(To be done) Below are some records; return each one exactly.
[Start of Data for this task]
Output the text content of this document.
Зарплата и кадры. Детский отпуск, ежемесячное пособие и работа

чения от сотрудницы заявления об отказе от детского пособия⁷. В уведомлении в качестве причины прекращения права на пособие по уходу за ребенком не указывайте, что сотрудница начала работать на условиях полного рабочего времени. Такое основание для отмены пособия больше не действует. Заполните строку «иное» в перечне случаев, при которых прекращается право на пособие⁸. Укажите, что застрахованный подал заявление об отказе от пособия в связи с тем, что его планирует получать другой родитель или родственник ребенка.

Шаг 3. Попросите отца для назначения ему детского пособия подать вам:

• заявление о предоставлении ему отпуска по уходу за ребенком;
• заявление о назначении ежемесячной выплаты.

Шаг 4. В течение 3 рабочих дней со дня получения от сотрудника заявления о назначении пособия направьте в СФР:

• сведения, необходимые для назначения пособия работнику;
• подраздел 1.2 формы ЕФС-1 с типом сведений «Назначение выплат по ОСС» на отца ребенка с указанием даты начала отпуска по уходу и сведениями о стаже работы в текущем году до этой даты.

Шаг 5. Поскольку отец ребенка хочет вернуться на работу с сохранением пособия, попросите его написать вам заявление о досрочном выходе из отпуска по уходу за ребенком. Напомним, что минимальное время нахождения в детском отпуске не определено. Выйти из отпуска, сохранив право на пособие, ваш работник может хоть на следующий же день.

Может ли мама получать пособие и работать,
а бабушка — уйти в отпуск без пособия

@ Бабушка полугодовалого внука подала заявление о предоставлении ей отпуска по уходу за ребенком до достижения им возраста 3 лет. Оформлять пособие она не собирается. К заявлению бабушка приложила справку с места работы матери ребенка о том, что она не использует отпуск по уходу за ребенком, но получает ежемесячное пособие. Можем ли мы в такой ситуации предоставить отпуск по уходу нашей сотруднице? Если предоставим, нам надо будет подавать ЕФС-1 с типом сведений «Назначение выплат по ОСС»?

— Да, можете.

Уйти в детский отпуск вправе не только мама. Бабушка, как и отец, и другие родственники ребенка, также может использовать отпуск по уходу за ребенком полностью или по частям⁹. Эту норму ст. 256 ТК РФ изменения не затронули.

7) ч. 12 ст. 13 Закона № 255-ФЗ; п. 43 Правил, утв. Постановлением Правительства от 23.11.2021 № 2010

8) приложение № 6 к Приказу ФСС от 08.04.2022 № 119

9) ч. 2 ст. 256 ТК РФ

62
[End of Data for this task]
(The result)
Output the text content of this document.
Зарплата и кадры. Детский отпуск, ежемесячное пособие и работа

чения от сотрудницы заявления об отказе от детского пособия⁷. В уведомлении в качестве причины прекращения права на пособие по уходу за ребенком не указывайте, что сотрудница начала работать на условиях полного рабочего времени. Такое основание для отмены пособия больше не действует. Заполните строку «иное» в перечне случаев, при которых прекращается право на пособие⁸. Укажите, что застрахованный подал заявление об отказе от пособия в связи с тем, что его планирует получать другой родитель или родственник ребенка.

Шаг 3. Попросите отца для назначения ему детского пособия подать вам:

• заявление о предоставлении ему отпуска по уходу за ребенком;
• заявление о назначении ежемесячной выплаты.

Шаг 4. В течение 3 рабочих дней со дня получения от сотрудника заявления о назначении пособия направьте в СФР:

• сведения, необходимые для назначения пособия работнику;
• подраздел 1.2 формы ЕФС-1 с типом сведений «Назначение выплат по ОСС» на отца ребенка с указанием даты начала отпуска по уходу и сведениями о стаже работы в текущем году до этой даты.

Шаг 5. Поскольку отец ребенка хочет вернуться на работу с сохранением пособия, попросите его написать вам заявление о досрочном выходе из отпуска по уходу за ребенком. Напомним, что минимальное время нахождения в детском отпуске не определено. Выйти из отпуска, сохранив право на пособие, ваш работник может хоть на следующий же день.

Может ли мама получать пособие и работать,
а бабушка — уйти в отпуск без пособия

@ Бабушка полугодовалого внука подала заявление о предоставлении ей отпуска по уходу за ребенком до достижения им возраста 3 лет. Оформлять пособие она не собирается. К заявлению бабушка приложила справку с места работы матери ребенка о том, что она не использует отпуск по уходу за ребенком, но получает ежемесячное пособие. Можем ли мы в такой ситуации предоставить отпуск по уходу нашей сотруднице? Если предоставим, нам надо будет подавать ЕФС-1 с типом сведений «Назначение выплат по ОСС»?

— Да, можете.

Уйти в детский отпуск вправе не только мама. Бабушка, как и отец, и другие родственники ребенка, также может использовать отпуск по уходу за ребенком полностью или по частям⁹. Эту норму ст. 256 ТК РФ изменения не затронули.

7) ч. 12 ст. 13 Закона № 255-ФЗ; п. 43 Правил, утв. Постановлением Правительства от 23.11.2021 № 2010

8) приложение № 6 к Приказу ФСС от 08.04.2022 № 119

9) ч. 2 ст. 256 ТК РФ

62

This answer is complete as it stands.